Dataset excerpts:
───
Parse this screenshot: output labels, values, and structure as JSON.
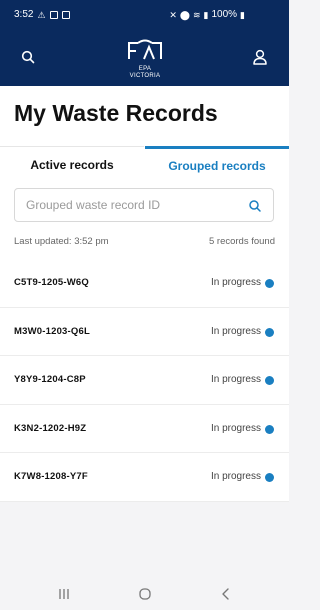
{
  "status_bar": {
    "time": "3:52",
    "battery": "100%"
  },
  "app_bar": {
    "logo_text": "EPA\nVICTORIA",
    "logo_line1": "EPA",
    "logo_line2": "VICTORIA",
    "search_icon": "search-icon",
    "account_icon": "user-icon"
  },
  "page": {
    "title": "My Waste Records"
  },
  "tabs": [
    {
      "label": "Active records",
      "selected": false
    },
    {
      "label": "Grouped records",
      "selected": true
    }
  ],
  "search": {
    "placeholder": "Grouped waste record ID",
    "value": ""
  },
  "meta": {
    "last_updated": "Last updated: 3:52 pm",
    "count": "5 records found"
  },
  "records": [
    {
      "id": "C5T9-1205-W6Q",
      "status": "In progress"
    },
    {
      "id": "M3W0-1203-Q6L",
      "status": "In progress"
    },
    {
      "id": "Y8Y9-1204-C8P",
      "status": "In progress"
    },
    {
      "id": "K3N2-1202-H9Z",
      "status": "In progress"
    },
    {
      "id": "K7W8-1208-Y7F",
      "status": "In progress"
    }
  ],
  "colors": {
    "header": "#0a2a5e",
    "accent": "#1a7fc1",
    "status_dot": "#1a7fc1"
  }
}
───
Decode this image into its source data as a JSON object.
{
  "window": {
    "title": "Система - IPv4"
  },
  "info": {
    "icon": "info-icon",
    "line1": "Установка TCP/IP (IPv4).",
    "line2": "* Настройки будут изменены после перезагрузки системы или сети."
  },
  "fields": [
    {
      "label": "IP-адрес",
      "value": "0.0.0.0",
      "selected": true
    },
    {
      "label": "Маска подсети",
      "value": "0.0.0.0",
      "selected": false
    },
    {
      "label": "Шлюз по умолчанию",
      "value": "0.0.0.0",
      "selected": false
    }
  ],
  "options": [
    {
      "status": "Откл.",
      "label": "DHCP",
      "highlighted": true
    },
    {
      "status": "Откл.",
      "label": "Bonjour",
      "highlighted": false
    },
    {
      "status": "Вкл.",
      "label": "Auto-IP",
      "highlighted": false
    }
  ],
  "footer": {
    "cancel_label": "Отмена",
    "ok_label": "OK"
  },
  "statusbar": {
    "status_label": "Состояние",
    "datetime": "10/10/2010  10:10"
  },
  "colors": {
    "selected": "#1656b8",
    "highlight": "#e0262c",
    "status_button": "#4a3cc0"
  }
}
───
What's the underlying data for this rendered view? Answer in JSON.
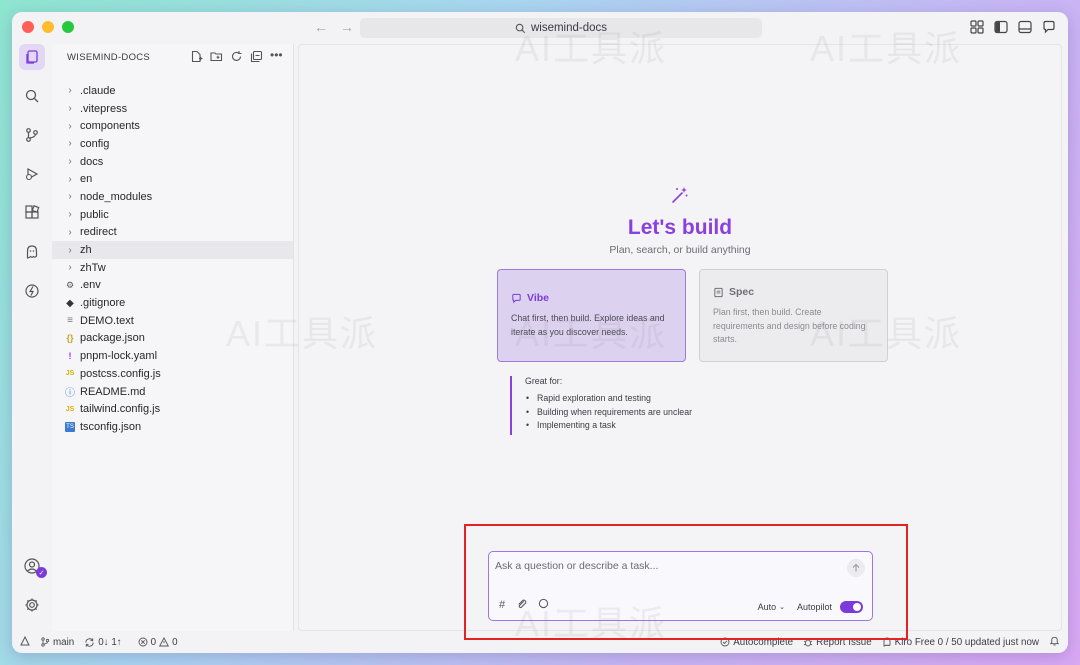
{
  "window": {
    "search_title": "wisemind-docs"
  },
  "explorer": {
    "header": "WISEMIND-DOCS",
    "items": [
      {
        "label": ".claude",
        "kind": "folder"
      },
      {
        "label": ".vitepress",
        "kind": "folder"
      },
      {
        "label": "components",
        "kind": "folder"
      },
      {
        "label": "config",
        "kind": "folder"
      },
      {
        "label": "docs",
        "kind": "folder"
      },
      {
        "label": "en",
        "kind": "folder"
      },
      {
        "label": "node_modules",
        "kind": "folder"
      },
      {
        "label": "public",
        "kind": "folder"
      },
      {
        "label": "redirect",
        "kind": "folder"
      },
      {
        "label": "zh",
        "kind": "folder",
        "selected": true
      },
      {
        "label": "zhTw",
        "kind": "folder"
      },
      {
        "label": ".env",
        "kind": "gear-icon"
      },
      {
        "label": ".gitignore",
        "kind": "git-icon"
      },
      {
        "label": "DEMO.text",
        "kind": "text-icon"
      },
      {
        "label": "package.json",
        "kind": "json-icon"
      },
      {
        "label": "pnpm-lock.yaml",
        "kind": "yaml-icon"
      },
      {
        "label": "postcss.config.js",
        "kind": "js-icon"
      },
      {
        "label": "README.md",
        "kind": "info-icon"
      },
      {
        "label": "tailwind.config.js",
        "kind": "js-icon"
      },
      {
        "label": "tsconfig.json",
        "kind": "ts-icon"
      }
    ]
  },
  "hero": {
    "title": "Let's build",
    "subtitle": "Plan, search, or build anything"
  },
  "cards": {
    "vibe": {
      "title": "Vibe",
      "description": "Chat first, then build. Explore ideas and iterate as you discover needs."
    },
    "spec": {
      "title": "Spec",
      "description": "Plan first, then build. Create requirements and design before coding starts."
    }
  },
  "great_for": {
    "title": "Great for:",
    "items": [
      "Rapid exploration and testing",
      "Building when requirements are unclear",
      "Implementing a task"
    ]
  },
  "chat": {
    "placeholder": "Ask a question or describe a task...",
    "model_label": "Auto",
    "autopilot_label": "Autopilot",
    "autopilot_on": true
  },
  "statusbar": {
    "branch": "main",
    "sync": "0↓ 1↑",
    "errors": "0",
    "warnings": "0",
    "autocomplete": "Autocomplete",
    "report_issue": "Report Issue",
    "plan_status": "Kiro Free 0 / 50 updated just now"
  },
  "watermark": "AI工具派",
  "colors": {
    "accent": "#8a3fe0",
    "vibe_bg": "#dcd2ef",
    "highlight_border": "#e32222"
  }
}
───
▶ [What you have to do]: Extract every line from the records above that contains the word "placeholder".

▶ [Written response]:
    "placeholder": "Grouped waste record ID",
    "placeholder": "Ask a question or describe a task...",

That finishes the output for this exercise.